Exercise prompt
Filter the lines below, copying only those with the string "have".

Dataset records
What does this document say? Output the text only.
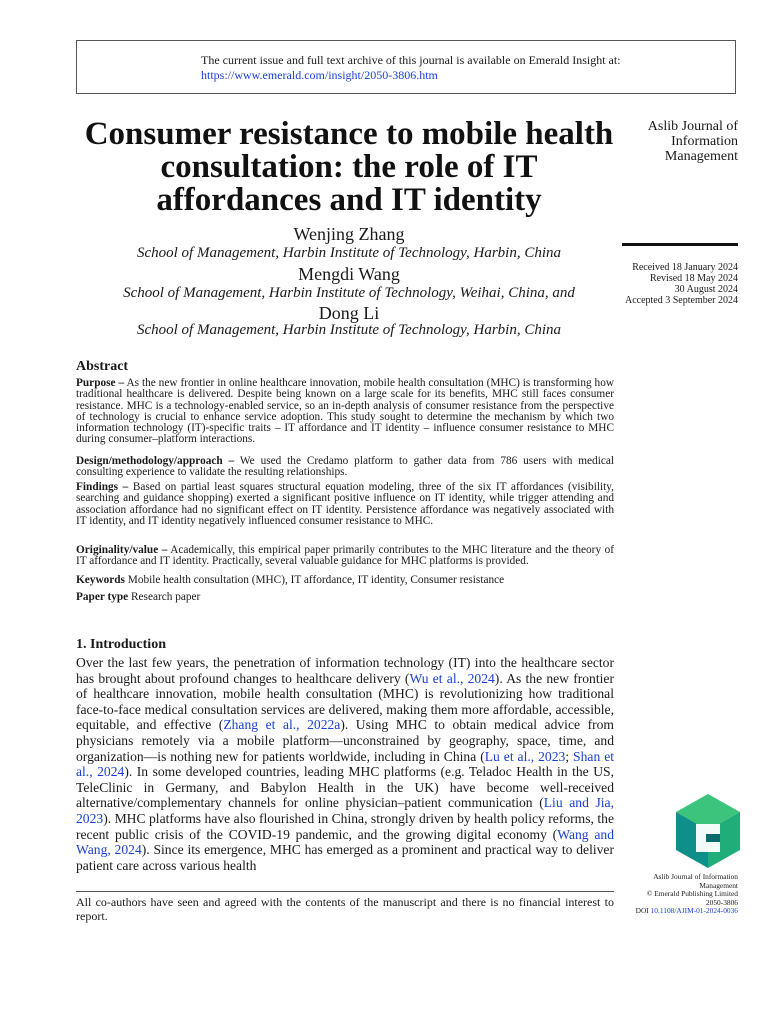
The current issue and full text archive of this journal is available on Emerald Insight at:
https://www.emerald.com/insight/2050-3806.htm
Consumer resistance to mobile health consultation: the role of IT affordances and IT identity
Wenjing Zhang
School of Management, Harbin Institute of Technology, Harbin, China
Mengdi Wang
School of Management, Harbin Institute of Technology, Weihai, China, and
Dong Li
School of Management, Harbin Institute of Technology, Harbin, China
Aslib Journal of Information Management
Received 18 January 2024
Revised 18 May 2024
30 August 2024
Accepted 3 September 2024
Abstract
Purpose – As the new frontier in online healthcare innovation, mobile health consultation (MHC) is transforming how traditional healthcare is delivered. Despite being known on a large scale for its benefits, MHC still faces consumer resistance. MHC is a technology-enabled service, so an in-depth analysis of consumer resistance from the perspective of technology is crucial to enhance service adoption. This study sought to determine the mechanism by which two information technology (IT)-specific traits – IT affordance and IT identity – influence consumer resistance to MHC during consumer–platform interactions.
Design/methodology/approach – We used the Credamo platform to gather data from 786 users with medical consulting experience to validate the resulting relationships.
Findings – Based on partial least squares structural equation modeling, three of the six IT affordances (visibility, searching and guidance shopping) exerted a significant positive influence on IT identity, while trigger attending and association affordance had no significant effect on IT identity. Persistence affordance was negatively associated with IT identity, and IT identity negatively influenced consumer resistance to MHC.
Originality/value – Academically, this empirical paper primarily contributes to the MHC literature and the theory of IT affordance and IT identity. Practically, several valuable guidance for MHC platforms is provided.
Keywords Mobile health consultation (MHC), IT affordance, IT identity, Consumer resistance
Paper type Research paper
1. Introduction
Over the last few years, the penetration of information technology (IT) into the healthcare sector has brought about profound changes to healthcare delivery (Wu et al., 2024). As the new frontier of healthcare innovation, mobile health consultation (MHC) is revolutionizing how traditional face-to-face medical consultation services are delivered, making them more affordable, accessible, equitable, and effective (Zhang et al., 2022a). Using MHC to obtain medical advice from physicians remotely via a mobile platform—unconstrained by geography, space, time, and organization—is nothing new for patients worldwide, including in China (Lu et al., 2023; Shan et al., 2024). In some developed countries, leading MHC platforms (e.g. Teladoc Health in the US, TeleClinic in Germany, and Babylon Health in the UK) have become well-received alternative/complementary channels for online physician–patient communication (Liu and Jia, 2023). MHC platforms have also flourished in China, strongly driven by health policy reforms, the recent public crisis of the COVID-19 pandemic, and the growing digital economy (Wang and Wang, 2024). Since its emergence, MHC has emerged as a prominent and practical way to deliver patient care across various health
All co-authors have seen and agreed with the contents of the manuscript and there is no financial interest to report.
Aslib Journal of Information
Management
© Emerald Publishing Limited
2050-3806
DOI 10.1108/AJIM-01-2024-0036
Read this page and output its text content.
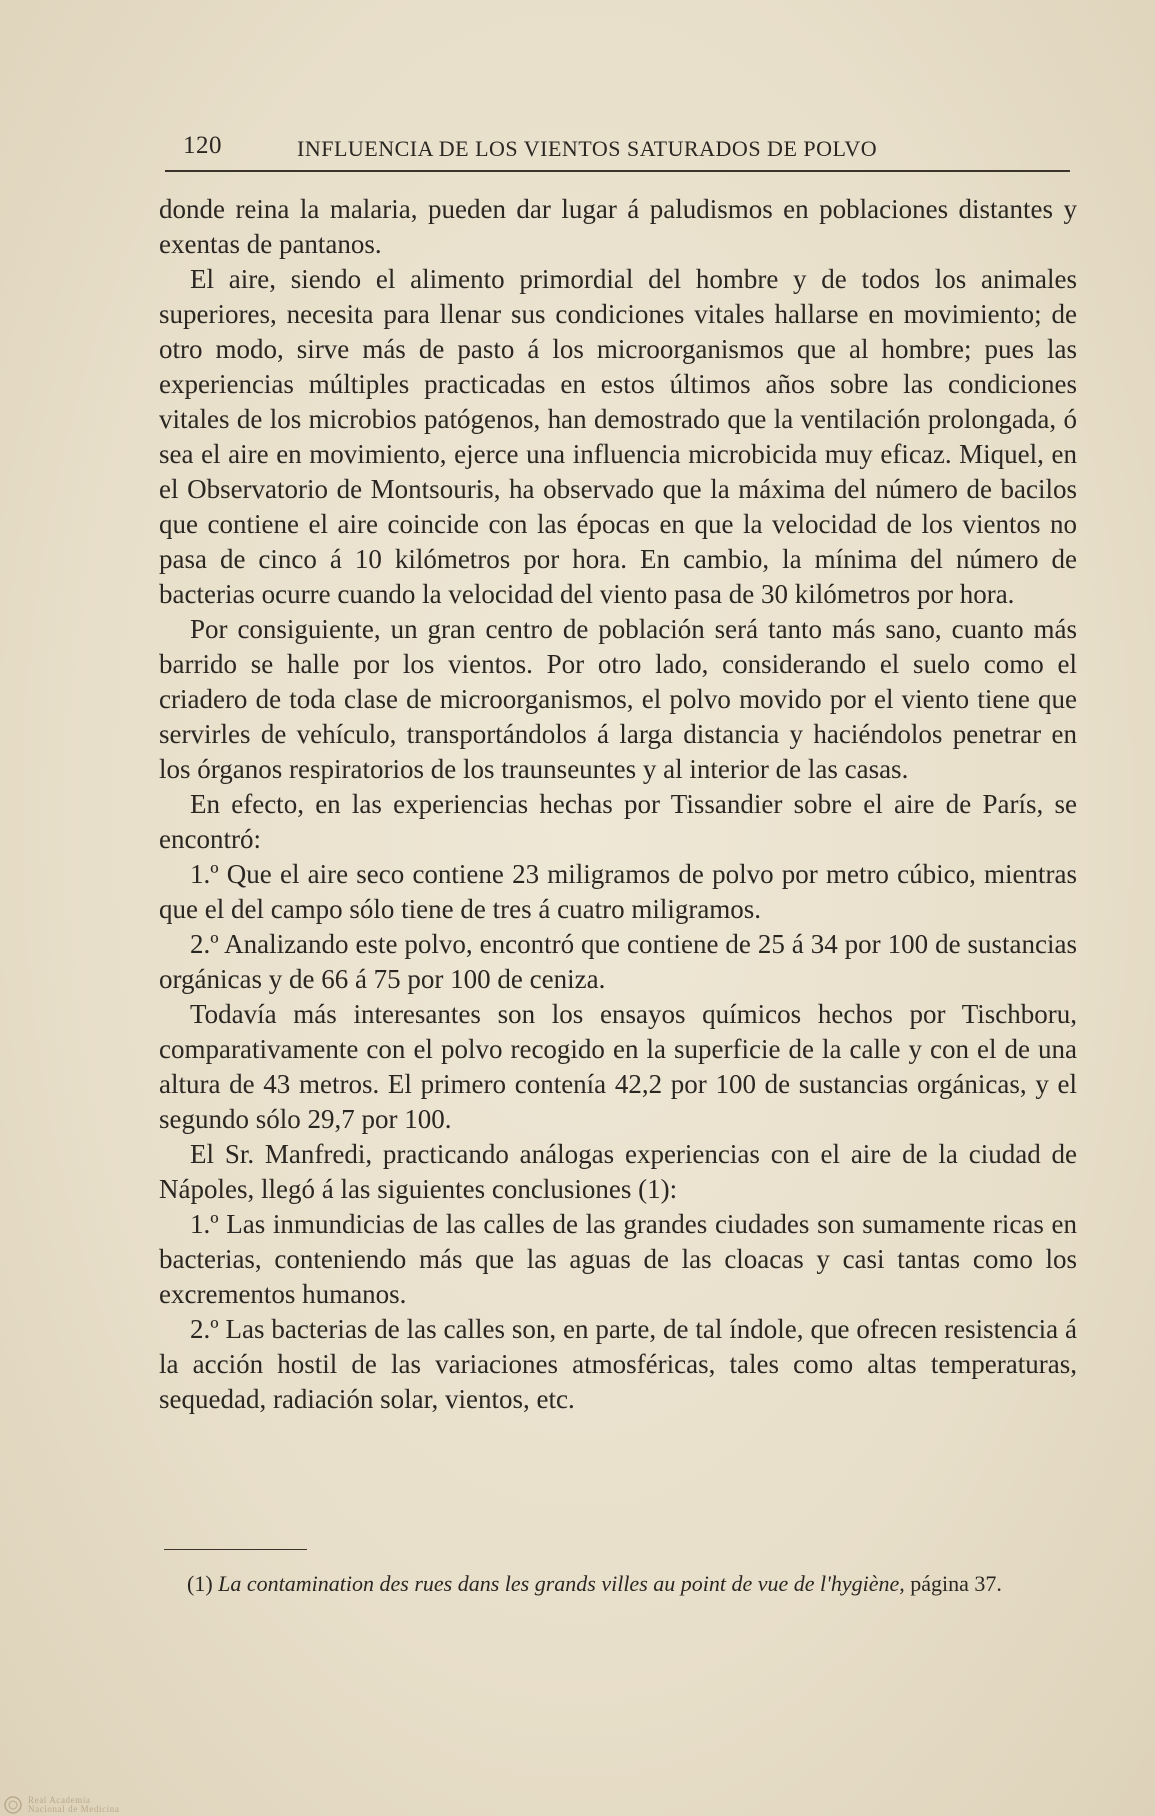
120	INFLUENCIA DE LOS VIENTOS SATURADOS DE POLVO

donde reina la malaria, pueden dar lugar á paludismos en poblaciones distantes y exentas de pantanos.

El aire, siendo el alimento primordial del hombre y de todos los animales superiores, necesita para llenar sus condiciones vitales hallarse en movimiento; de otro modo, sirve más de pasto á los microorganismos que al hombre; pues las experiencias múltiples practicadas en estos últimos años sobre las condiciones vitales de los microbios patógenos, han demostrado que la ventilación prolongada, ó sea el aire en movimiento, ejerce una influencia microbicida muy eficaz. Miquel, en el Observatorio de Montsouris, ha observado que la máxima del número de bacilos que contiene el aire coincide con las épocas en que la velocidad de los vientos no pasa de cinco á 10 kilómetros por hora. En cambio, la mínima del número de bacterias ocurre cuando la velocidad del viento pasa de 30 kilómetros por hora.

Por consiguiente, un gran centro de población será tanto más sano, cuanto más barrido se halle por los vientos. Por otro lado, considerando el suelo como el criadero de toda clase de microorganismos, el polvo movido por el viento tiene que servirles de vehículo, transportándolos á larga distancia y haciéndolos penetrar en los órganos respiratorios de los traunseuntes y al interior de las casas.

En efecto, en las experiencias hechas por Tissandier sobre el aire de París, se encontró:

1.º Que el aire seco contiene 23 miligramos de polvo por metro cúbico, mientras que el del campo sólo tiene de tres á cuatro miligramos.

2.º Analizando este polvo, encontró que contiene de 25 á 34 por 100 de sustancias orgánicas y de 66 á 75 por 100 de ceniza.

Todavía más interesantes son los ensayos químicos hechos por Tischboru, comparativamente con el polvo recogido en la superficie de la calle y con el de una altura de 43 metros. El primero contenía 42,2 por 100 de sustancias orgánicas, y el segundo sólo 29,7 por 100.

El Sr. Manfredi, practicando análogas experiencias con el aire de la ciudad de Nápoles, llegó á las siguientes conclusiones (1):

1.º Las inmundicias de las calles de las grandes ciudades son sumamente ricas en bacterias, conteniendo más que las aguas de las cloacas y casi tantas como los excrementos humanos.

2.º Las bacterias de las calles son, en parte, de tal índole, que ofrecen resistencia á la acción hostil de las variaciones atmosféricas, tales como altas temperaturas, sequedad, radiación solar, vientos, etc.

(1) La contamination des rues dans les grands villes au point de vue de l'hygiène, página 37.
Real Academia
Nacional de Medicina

Task output
Over the last few years, the penetration of information technology (IT) into the healthcare sector has brought about profound changes to healthcare delivery (Wu et al., 2024). As the new frontier of healthcare innovation, mobile health consultation (MHC) is revolutionizing how traditional face-to-face medical consultation services are delivered, making them more affordable, accessible, equitable, and effective (Zhang et al., 2022a). Using MHC to obtain medical advice from physicians remotely via a mobile platform—unconstrained by geography, space, time, and organization—is nothing new for patients worldwide, including in China (Lu et al., 2023; Shan et al., 2024). In some developed countries, leading MHC platforms (e.g. Teladoc Health in the US, TeleClinic in Germany, and Babylon Health in the UK) have become well-received alternative/complementary channels for online physician–patient communication (Liu and Jia, 2023). MHC platforms have also flourished in China, strongly driven by health policy reforms, the recent public crisis of the COVID-19 pandemic, and the growing digital economy (Wang and Wang, 2024). Since its emergence, MHC has emerged as a prominent and practical way to deliver patient care across various health
All co-authors have seen and agreed with the contents of the manuscript and there is no financial interest to report.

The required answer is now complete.